--- What you should do ---
Return the records, each one exactly as written.

--- Data in this exercise ---
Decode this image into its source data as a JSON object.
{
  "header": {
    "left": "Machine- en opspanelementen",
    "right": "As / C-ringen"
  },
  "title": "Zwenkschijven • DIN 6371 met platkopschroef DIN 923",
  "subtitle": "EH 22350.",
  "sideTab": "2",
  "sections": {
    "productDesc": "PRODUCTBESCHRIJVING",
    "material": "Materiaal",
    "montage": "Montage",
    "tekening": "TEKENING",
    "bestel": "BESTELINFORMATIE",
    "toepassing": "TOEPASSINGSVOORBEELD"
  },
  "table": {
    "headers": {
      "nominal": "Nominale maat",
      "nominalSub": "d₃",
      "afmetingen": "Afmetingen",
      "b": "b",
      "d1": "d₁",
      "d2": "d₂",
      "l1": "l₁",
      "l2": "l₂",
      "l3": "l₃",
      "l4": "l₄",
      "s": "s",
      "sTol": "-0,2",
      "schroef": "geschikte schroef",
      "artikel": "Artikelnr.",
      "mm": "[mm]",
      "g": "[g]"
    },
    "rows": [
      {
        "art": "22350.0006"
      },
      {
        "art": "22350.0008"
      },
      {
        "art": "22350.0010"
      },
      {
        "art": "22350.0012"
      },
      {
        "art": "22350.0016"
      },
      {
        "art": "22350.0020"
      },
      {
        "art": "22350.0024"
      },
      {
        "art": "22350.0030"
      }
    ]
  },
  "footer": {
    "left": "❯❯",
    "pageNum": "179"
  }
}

--- Full answer ---
Decode this image into its source data as a JSON object.
{
  "header": {
    "left": "Machine- en opspanelementen",
    "right": "As / C-ringen"
  },
  "title": "Zwenkschijven • DIN 6371 met platkopschroef DIN 923",
  "subtitle": "EH 22350.",
  "sideTab": "2",
  "sections": {
    "productDesc": "PRODUCTBESCHRIJVING",
    "material": "Materiaal",
    "montage": "Montage",
    "tekening": "TEKENING",
    "bestel": "BESTELINFORMATIE",
    "toepassing": "TOEPASSINGSVOORBEELD"
  },
  "table": {
    "headers": {
      "nominal": "Nominale maat",
      "nominalSub": "d₃",
      "afmetingen": "Afmetingen",
      "b": "b",
      "d1": "d₁",
      "d2": "d₂",
      "l1": "l₁",
      "l2": "l₂",
      "l3": "l₃",
      "l4": "l₄",
      "s": "s",
      "sTol": "-0,2",
      "schroef": "geschikte schroef",
      "artikel": "Artikelnr.",
      "mm": "[mm]",
      "g": "[g]"
    },
    "rows": [
      {
        "art": "22350.0006"
      },
      {
        "art": "22350.0008"
      },
      {
        "art": "22350.0010"
      },
      {
        "art": "22350.0012"
      },
      {
        "art": "22350.0016"
      },
      {
        "art": "22350.0020"
      },
      {
        "art": "22350.0024"
      },
      {
        "art": "22350.0030"
      }
    ]
  },
  "footer": {
    "left": "❯❯",
    "pageNum": "179"
  }
}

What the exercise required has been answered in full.